▸ Aim of the exercise
Output all the material that follows, exactly as given.

#### Data excerpts ####

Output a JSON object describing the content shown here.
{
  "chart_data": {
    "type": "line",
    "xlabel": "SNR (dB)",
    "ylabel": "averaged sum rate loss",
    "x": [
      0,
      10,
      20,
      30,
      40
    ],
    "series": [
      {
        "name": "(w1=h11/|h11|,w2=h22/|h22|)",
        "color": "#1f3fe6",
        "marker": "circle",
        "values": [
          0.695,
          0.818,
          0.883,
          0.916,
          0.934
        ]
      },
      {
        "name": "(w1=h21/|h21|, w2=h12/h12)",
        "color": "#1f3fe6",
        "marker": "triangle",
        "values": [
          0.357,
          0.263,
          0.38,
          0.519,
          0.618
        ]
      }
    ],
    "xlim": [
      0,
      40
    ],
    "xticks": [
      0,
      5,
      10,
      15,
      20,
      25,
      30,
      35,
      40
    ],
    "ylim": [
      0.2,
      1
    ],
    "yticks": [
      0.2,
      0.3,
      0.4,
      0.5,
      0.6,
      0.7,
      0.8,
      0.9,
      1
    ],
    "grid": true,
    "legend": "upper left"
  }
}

####

▸ Task output
Output a JSON object describing the content shown here.
{
  "chart_data": {
    "type": "line",
    "xlabel": "SNR (dB)",
    "ylabel": "averaged sum rate loss",
    "x": [
      0,
      10,
      20,
      30,
      40
    ],
    "series": [
      {
        "name": "(w1=h11/|h11|,w2=h22/|h22|)",
        "color": "#1f3fe6",
        "marker": "circle",
        "values": [
          0.695,
          0.818,
          0.883,
          0.916,
          0.934
        ]
      },
      {
        "name": "(w1=h21/|h21|, w2=h12/h12)",
        "color": "#1f3fe6",
        "marker": "triangle",
        "values": [
          0.357,
          0.263,
          0.38,
          0.519,
          0.618
        ]
      }
    ],
    "xlim": [
      0,
      40
    ],
    "xticks": [
      0,
      5,
      10,
      15,
      20,
      25,
      30,
      35,
      40
    ],
    "ylim": [
      0.2,
      1
    ],
    "yticks": [
      0.2,
      0.3,
      0.4,
      0.5,
      0.6,
      0.7,
      0.8,
      0.9,
      1
    ],
    "grid": true,
    "legend": "upper left"
  }
}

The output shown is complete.